--- What the task asks ---
Repeat the listing that follows, character for character, minus the pictures.

--- Supplied data ---

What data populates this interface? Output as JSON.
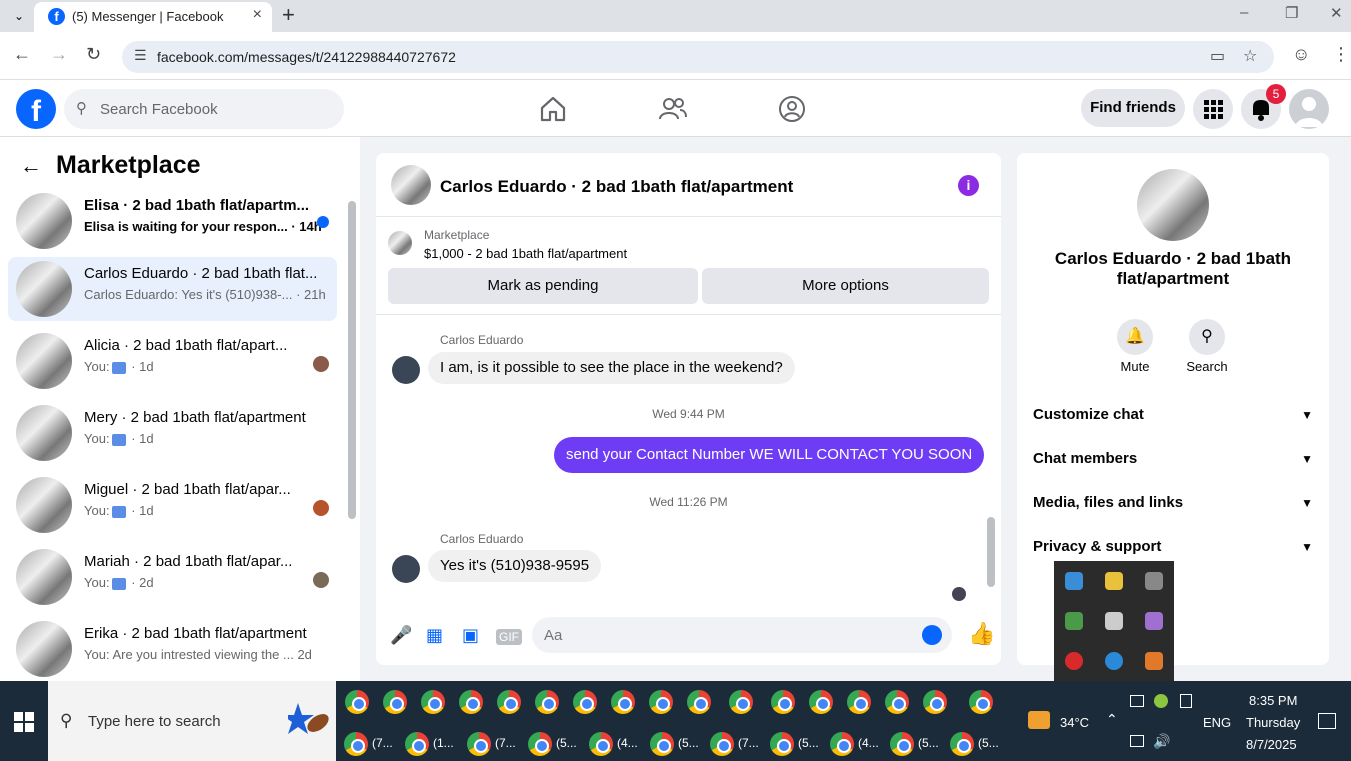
{
  "browser": {
    "tab_title": "(5) Messenger | Facebook",
    "url": "facebook.com/messages/t/24122988440727672"
  },
  "fb_header": {
    "search_placeholder": "Search Facebook",
    "find_friends": "Find friends",
    "notif_count": "5"
  },
  "sidebar": {
    "title": "Marketplace",
    "conversations": [
      {
        "name": "Elisa · 2 bad 1bath flat/apartm...",
        "preview": "Elisa is waiting for your respon...",
        "time": "· 14h",
        "unread": true
      },
      {
        "name": "Carlos Eduardo · 2 bad 1bath flat...",
        "preview": "Carlos Eduardo: Yes it's (510)938-...",
        "time": "· 21h",
        "active": true
      },
      {
        "name": "Alicia · 2 bad 1bath flat/apart...",
        "preview_prefix": "You:",
        "time": "· 1d"
      },
      {
        "name": "Mery · 2 bad 1bath flat/apartment",
        "preview_prefix": "You:",
        "time": "· 1d"
      },
      {
        "name": "Miguel · 2 bad 1bath flat/apar...",
        "preview_prefix": "You:",
        "time": "· 1d"
      },
      {
        "name": "Mariah · 2 bad 1bath flat/apar...",
        "preview_prefix": "You:",
        "time": "· 2d"
      },
      {
        "name": "Erika · 2 bad 1bath flat/apartment",
        "preview": "You: Are you intrested viewing the ...",
        "time": "2d"
      }
    ]
  },
  "chat": {
    "title": "Carlos Eduardo · 2 bad 1bath flat/apartment",
    "marketplace_label": "Marketplace",
    "listing": "$1,000 - 2 bad 1bath flat/apartment",
    "mark_pending": "Mark as pending",
    "more_options": "More options",
    "messages": [
      {
        "sender": "Carlos Eduardo",
        "text": "I am, is it possible to see the place in the weekend?"
      },
      {
        "timestamp": "Wed 9:44 PM"
      },
      {
        "text": "send  your Contact Number  WE WILL CONTACT YOU SOON"
      },
      {
        "timestamp": "Wed 11:26 PM"
      },
      {
        "sender": "Carlos Eduardo",
        "text": "Yes it's (510)938-9595"
      }
    ],
    "composer_placeholder": "Aa",
    "gif_label": "GIF"
  },
  "info_panel": {
    "name": "Carlos Eduardo · 2 bad 1bath flat/apartment",
    "mute": "Mute",
    "search": "Search",
    "sections": [
      "Customize chat",
      "Chat members",
      "Media, files and links",
      "Privacy & support"
    ]
  },
  "taskbar": {
    "search_text": "Type here to search",
    "weather": "34°C",
    "lang": "ENG",
    "time": "8:35 PM",
    "day": "Thursday",
    "date": "8/7/2025",
    "bottom_labels": [
      "(7...",
      "(1...",
      "(7...",
      "(5...",
      "(4...",
      "(5...",
      "(7...",
      "(5...",
      "(4...",
      "(5...",
      "(5..."
    ]
  },
  "colors": {
    "fb_blue": "#0866ff",
    "outgoing_bubble": "#6f3cf5",
    "active_conv": "#e7f0fc",
    "badge_red": "#e41e3f"
  }
}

--- Answer for the task ---
What data populates this interface? Output as JSON.
{
  "browser": {
    "tab_title": "(5) Messenger | Facebook",
    "url": "facebook.com/messages/t/24122988440727672"
  },
  "fb_header": {
    "search_placeholder": "Search Facebook",
    "find_friends": "Find friends",
    "notif_count": "5"
  },
  "sidebar": {
    "title": "Marketplace",
    "conversations": [
      {
        "name": "Elisa · 2 bad 1bath flat/apartm...",
        "preview": "Elisa is waiting for your respon...",
        "time": "· 14h",
        "unread": true
      },
      {
        "name": "Carlos Eduardo · 2 bad 1bath flat...",
        "preview": "Carlos Eduardo: Yes it's (510)938-...",
        "time": "· 21h",
        "active": true
      },
      {
        "name": "Alicia · 2 bad 1bath flat/apart...",
        "preview_prefix": "You:",
        "time": "· 1d"
      },
      {
        "name": "Mery · 2 bad 1bath flat/apartment",
        "preview_prefix": "You:",
        "time": "· 1d"
      },
      {
        "name": "Miguel · 2 bad 1bath flat/apar...",
        "preview_prefix": "You:",
        "time": "· 1d"
      },
      {
        "name": "Mariah · 2 bad 1bath flat/apar...",
        "preview_prefix": "You:",
        "time": "· 2d"
      },
      {
        "name": "Erika · 2 bad 1bath flat/apartment",
        "preview": "You: Are you intrested viewing the ...",
        "time": "2d"
      }
    ]
  },
  "chat": {
    "title": "Carlos Eduardo · 2 bad 1bath flat/apartment",
    "marketplace_label": "Marketplace",
    "listing": "$1,000 - 2 bad 1bath flat/apartment",
    "mark_pending": "Mark as pending",
    "more_options": "More options",
    "messages": [
      {
        "sender": "Carlos Eduardo",
        "text": "I am, is it possible to see the place in the weekend?"
      },
      {
        "timestamp": "Wed 9:44 PM"
      },
      {
        "text": "send  your Contact Number  WE WILL CONTACT YOU SOON"
      },
      {
        "timestamp": "Wed 11:26 PM"
      },
      {
        "sender": "Carlos Eduardo",
        "text": "Yes it's (510)938-9595"
      }
    ],
    "composer_placeholder": "Aa",
    "gif_label": "GIF"
  },
  "info_panel": {
    "name": "Carlos Eduardo · 2 bad 1bath flat/apartment",
    "mute": "Mute",
    "search": "Search",
    "sections": [
      "Customize chat",
      "Chat members",
      "Media, files and links",
      "Privacy & support"
    ]
  },
  "taskbar": {
    "search_text": "Type here to search",
    "weather": "34°C",
    "lang": "ENG",
    "time": "8:35 PM",
    "day": "Thursday",
    "date": "8/7/2025",
    "bottom_labels": [
      "(7...",
      "(1...",
      "(7...",
      "(5...",
      "(4...",
      "(5...",
      "(7...",
      "(5...",
      "(4...",
      "(5...",
      "(5..."
    ]
  },
  "colors": {
    "fb_blue": "#0866ff",
    "outgoing_bubble": "#6f3cf5",
    "active_conv": "#e7f0fc",
    "badge_red": "#e41e3f"
  }
}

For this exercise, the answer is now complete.